To do
Update all of the material below so that each occurrence of "screenshot" reads "image", keeping everything else unchanged, and omit the pictures from your answer.

The records
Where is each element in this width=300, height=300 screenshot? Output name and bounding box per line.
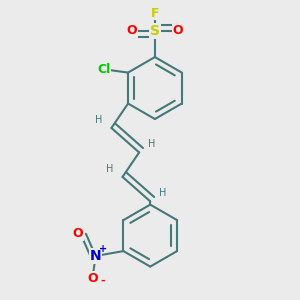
- Text: O: O: [87, 272, 98, 285]
- Text: H: H: [148, 139, 155, 149]
- Text: H: H: [95, 115, 103, 125]
- Text: O: O: [72, 227, 83, 240]
- Text: N: N: [90, 249, 101, 263]
- Text: S: S: [150, 24, 160, 38]
- Text: +: +: [99, 244, 107, 254]
- Text: Cl: Cl: [97, 63, 110, 76]
- Text: H: H: [159, 188, 166, 198]
- Text: O: O: [172, 25, 183, 38]
- Text: -: -: [100, 276, 105, 286]
- Text: H: H: [106, 164, 114, 174]
- Text: F: F: [151, 7, 159, 20]
- Text: O: O: [127, 25, 137, 38]
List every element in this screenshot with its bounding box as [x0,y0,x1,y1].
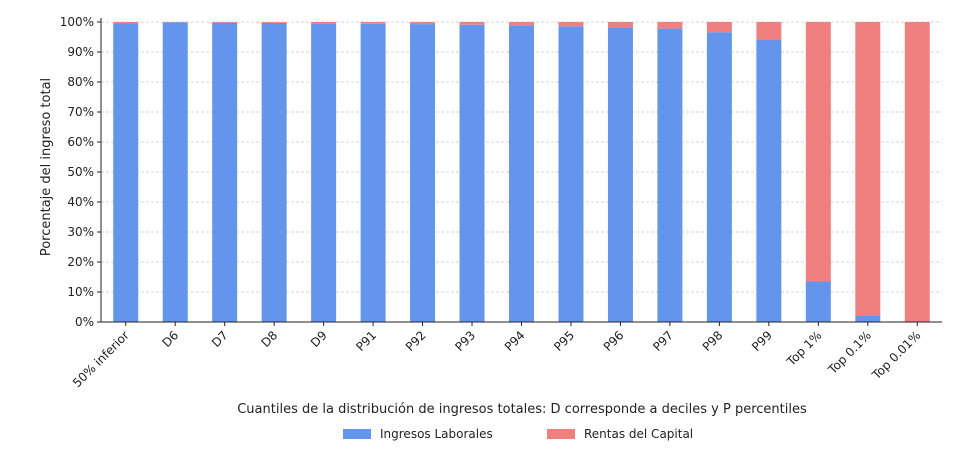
legend-swatch [547,429,575,439]
bar-rentas-del-capital [509,22,534,26]
bar-rentas-del-capital [311,22,337,24]
y-tick-label: 30% [67,225,94,239]
bar-ingresos-laborales [360,23,386,323]
y-axis-title: Porcentaje del ingreso total [39,78,54,256]
x-axis-title: Cuantiles de la distribución de ingresos… [237,402,807,417]
bar-ingresos-laborales [459,24,485,322]
y-tick-label: 80% [67,75,94,89]
bar-rentas-del-capital [459,22,485,25]
x-tick-label: P93 [452,328,478,354]
bar-ingresos-laborales [805,281,831,322]
y-tick-label: 100% [60,15,94,29]
x-tick-label: Top 0.1% [825,328,874,377]
bar-rentas-del-capital [410,22,436,25]
legend-swatch [343,429,371,439]
bar-ingresos-laborales [509,25,534,323]
x-tick-label: P99 [749,328,775,354]
bar-ingresos-laborales [162,22,188,323]
y-tick-label: 20% [67,255,94,269]
x-tick-label: D7 [209,328,231,350]
bar-ingresos-laborales [607,27,633,323]
x-tick-labels: 50% inferior D6 D7 D8 D9 P91 P92 P93 P94 P95 P96 P9… [70,328,923,390]
bar-ingresos-laborales [113,23,139,322]
bar-rentas-del-capital [607,22,633,28]
bar-ingresos-laborales [410,24,436,322]
bar-rentas-del-capital [261,22,287,23]
x-tick-label: P97 [650,328,676,354]
bar-rentas-del-capital [805,22,831,282]
y-tick-label: 0% [75,315,94,329]
bar-rentas-del-capital [558,22,584,27]
bars [113,22,930,323]
x-tick-label: P95 [551,328,577,354]
x-tick-label: D8 [258,328,280,350]
bar-ingresos-laborales [212,22,238,322]
y-tick-label: 60% [67,135,94,149]
x-tick-label: D6 [159,328,181,350]
y-tick-labels: 0% 10% 20% 30% 40% 50% 60% 70% 80% 90% 100% [60,15,94,329]
bar-ingresos-laborales [311,23,337,322]
bar-ingresos-laborales [756,40,782,322]
legend-label: Rentas del Capital [584,427,693,441]
bar-rentas-del-capital [904,22,930,322]
bar-rentas-del-capital [113,22,139,24]
x-tick-label: P91 [353,328,379,354]
bar-rentas-del-capital [360,22,386,24]
axes [97,18,942,326]
legend-label: Ingresos Laborales [380,427,493,441]
x-tick-label: 50% inferior [70,328,132,390]
bar-ingresos-laborales [261,22,287,323]
y-tick-label: 70% [67,105,94,119]
x-tick-label: P96 [601,328,627,354]
y-tick-label: 50% [67,165,94,179]
bar-rentas-del-capital [657,22,683,29]
x-tick-label: D9 [308,328,330,350]
bar-ingresos-laborales [657,28,683,322]
y-tick-label: 40% [67,195,94,209]
bar-rentas-del-capital [212,22,238,23]
bar-ingresos-laborales [558,26,584,322]
bar-rentas-del-capital [756,22,782,40]
bar-ingresos-laborales [706,32,732,322]
bar-rentas-del-capital [855,22,881,316]
x-tick-label: P92 [403,328,429,354]
bar-ingresos-laborales [855,316,881,322]
x-tick-label: Top 1% [783,328,824,369]
y-tick-label: 10% [67,285,94,299]
y-tick-label: 90% [67,45,94,59]
x-tick-label: P98 [700,328,726,354]
x-tick-label: Top 0.01% [869,328,924,383]
legend: Ingresos Laborales Rentas del Capital [343,427,693,441]
bar-rentas-del-capital [706,22,732,33]
x-tick-label: P94 [502,328,528,354]
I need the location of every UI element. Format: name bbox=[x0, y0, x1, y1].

Full answer
Where is each element in this width=300, height=300 image? Output name and bounding box per line.
- Text: O: O: [87, 272, 98, 285]
- Text: H: H: [148, 139, 155, 149]
- Text: H: H: [95, 115, 103, 125]
- Text: O: O: [72, 227, 83, 240]
- Text: N: N: [90, 249, 101, 263]
- Text: S: S: [150, 24, 160, 38]
- Text: +: +: [99, 244, 107, 254]
- Text: Cl: Cl: [97, 63, 110, 76]
- Text: H: H: [159, 188, 166, 198]
- Text: O: O: [172, 25, 183, 38]
- Text: -: -: [100, 276, 105, 286]
- Text: H: H: [106, 164, 114, 174]
- Text: F: F: [151, 7, 159, 20]
- Text: O: O: [127, 25, 137, 38]
List every element in this image with its bounding box as [x0,y0,x1,y1].
legend-swatch [547,429,575,439]
bar-rentas-del-capital [509,22,534,26]
bar-rentas-del-capital [311,22,337,24]
y-tick-label: 30% [67,225,94,239]
bar-ingresos-laborales [360,23,386,323]
y-axis-title: Porcentaje del ingreso total [39,78,54,256]
x-axis-title: Cuantiles de la distribución de ingresos… [237,402,807,417]
bar-ingresos-laborales [459,24,485,322]
y-tick-label: 80% [67,75,94,89]
bar-rentas-del-capital [459,22,485,25]
x-tick-label: P93 [452,328,478,354]
bar-ingresos-laborales [805,281,831,322]
y-tick-label: 100% [60,15,94,29]
x-tick-label: Top 0.1% [825,328,874,377]
bar-rentas-del-capital [410,22,436,25]
legend-swatch [343,429,371,439]
bar-ingresos-laborales [509,25,534,323]
x-tick-label: P99 [749,328,775,354]
bar-ingresos-laborales [162,22,188,323]
y-tick-label: 20% [67,255,94,269]
x-tick-label: D7 [209,328,231,350]
bar-ingresos-laborales [607,27,633,323]
x-tick-labels: 50% inferior D6 D7 D8 D9 P91 P92 P93 P94 P95 P96 P9… [70,328,923,390]
bar-ingresos-laborales [113,23,139,322]
bar-rentas-del-capital [607,22,633,28]
bar-ingresos-laborales [410,24,436,322]
bar-rentas-del-capital [261,22,287,23]
x-tick-label: P97 [650,328,676,354]
bar-rentas-del-capital [805,22,831,282]
y-tick-label: 0% [75,315,94,329]
bar-rentas-del-capital [558,22,584,27]
bars [113,22,930,323]
x-tick-label: P95 [551,328,577,354]
x-tick-label: D8 [258,328,280,350]
bar-ingresos-laborales [212,22,238,322]
y-tick-label: 60% [67,135,94,149]
x-tick-label: D6 [159,328,181,350]
y-tick-labels: 0% 10% 20% 30% 40% 50% 60% 70% 80% 90% 100% [60,15,94,329]
bar-ingresos-laborales [311,23,337,322]
bar-ingresos-laborales [756,40,782,322]
legend-label: Rentas del Capital [584,427,693,441]
bar-rentas-del-capital [904,22,930,322]
bar-rentas-del-capital [113,22,139,24]
x-tick-label: P91 [353,328,379,354]
bar-rentas-del-capital [360,22,386,24]
axes [97,18,942,326]
legend-label: Ingresos Laborales [380,427,493,441]
x-tick-label: 50% inferior [70,328,132,390]
bar-ingresos-laborales [261,22,287,323]
y-tick-label: 70% [67,105,94,119]
x-tick-label: P96 [601,328,627,354]
y-tick-label: 50% [67,165,94,179]
bar-rentas-del-capital [657,22,683,29]
x-tick-label: D9 [308,328,330,350]
bar-ingresos-laborales [657,28,683,322]
y-tick-label: 40% [67,195,94,209]
bar-rentas-del-capital [212,22,238,23]
bar-ingresos-laborales [558,26,584,322]
bar-rentas-del-capital [756,22,782,40]
bar-ingresos-laborales [706,32,732,322]
bar-rentas-del-capital [855,22,881,316]
x-tick-label: P92 [403,328,429,354]
bar-ingresos-laborales [855,316,881,322]
x-tick-label: Top 1% [783,328,824,369]
y-tick-label: 10% [67,285,94,299]
y-tick-label: 90% [67,45,94,59]
x-tick-label: P98 [700,328,726,354]
x-tick-label: Top 0.01% [869,328,924,383]
legend: Ingresos Laborales Rentas del Capital [343,427,693,441]
bar-rentas-del-capital [706,22,732,33]
x-tick-label: P94 [502,328,528,354]
I need the location of every UI element. Format: name bbox=[x0, y0, x1, y1].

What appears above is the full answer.